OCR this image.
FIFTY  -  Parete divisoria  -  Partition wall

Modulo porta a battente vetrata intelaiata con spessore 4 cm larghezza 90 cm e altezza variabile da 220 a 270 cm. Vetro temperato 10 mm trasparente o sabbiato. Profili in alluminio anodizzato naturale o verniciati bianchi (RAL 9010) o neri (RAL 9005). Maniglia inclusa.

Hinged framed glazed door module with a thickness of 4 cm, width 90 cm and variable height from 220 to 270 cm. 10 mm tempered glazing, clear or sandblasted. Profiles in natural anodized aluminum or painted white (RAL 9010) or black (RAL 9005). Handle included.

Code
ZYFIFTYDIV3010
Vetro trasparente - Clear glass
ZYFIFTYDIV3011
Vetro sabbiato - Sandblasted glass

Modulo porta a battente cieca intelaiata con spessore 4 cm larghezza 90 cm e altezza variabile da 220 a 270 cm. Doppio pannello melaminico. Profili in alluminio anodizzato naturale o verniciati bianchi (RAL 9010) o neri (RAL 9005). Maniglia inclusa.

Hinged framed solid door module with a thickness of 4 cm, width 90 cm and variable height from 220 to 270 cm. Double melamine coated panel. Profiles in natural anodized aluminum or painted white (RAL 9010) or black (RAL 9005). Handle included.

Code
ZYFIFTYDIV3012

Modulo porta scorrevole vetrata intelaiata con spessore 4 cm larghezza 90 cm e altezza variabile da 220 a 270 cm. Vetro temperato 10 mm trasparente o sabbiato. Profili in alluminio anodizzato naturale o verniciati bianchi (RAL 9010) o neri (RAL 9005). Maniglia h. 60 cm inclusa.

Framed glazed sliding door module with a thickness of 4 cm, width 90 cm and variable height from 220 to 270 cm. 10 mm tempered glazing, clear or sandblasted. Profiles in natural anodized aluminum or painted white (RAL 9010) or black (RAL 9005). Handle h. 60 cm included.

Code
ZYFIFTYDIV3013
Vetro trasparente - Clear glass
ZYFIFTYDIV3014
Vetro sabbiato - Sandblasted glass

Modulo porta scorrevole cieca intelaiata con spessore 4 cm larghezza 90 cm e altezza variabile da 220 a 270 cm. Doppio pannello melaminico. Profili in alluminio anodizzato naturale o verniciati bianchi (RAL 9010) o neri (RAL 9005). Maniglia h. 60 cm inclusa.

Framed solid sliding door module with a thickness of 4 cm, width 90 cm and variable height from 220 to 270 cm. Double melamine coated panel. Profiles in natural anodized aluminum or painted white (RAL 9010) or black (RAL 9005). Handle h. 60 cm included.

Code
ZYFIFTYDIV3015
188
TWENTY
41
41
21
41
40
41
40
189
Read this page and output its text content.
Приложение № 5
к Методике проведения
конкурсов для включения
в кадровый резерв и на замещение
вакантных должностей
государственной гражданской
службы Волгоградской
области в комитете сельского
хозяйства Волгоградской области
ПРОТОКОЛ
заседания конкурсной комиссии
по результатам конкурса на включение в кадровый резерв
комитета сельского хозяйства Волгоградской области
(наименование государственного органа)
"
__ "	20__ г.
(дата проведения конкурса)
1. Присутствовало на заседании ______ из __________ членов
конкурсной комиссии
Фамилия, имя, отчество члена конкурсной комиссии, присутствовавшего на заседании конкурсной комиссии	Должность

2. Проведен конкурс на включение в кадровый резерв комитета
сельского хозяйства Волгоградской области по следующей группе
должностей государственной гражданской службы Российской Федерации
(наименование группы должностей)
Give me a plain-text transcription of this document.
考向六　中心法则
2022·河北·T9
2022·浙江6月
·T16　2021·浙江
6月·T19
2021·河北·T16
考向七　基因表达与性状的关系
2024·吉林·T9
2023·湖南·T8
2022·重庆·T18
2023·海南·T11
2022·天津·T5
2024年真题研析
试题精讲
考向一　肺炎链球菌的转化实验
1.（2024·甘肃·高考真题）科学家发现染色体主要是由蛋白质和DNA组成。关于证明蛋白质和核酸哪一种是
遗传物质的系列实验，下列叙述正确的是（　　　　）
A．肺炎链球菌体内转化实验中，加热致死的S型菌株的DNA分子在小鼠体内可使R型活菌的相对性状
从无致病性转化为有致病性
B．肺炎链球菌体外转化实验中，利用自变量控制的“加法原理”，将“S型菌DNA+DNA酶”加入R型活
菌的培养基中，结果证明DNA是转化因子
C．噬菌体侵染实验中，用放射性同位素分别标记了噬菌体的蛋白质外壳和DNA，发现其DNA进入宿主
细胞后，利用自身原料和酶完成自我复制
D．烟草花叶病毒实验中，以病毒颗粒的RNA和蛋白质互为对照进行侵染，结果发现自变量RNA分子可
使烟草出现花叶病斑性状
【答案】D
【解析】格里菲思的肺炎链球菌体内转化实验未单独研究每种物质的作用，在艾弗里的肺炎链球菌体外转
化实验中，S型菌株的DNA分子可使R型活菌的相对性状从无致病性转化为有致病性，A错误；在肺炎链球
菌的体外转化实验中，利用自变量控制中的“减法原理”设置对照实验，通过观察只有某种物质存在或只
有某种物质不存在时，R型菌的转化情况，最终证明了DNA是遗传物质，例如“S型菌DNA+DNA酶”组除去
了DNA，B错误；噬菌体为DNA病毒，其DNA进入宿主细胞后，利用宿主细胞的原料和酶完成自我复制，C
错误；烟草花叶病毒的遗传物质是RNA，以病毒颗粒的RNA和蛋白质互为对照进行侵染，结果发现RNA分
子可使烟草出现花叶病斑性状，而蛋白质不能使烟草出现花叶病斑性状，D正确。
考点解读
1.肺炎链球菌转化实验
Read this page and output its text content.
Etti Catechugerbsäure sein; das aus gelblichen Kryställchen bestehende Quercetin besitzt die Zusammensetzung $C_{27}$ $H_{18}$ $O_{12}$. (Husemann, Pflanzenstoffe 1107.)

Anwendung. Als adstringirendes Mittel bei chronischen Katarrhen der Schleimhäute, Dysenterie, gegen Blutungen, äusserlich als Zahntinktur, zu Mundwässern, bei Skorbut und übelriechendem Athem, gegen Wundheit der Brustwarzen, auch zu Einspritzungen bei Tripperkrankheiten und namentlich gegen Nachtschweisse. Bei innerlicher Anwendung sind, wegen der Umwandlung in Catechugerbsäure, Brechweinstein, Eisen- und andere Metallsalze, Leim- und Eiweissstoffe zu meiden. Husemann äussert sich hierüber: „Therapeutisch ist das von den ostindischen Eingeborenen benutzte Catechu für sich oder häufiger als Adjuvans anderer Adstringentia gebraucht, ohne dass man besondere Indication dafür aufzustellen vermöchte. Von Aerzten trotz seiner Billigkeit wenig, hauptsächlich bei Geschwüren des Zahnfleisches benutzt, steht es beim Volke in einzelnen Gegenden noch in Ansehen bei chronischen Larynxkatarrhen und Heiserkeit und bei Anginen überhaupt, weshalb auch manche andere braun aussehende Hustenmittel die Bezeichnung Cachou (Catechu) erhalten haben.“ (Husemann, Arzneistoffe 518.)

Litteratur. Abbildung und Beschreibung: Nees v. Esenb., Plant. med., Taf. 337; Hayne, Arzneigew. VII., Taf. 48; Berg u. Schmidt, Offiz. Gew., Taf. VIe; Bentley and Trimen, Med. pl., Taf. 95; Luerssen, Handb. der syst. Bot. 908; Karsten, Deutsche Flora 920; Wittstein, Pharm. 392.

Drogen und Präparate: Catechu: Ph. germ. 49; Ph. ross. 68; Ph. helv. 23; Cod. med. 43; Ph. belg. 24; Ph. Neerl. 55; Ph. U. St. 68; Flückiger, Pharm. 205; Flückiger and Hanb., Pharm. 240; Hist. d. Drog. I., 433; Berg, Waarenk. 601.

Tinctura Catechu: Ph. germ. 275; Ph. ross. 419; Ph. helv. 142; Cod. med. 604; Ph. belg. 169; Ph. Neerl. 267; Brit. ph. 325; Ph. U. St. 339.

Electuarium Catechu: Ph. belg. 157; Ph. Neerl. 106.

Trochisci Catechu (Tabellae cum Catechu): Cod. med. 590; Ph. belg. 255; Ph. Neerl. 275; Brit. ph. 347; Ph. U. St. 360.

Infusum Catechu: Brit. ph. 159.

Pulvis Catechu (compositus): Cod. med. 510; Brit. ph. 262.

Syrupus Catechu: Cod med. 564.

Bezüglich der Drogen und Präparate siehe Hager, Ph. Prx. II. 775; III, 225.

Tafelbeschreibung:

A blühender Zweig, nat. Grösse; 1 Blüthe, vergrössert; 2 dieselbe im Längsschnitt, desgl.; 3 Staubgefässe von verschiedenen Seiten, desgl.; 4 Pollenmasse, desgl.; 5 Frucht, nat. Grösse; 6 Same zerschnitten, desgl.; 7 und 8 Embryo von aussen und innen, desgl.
════════════════════
* What is needed
From the data above, copy each line where the string "Волгоградской" appears.

* Reply
службы Волгоградской
хозяйства Волгоградской области
комитета сельского хозяйства Волгоградской области
сельского хозяйства Волгоградской области по следующей группе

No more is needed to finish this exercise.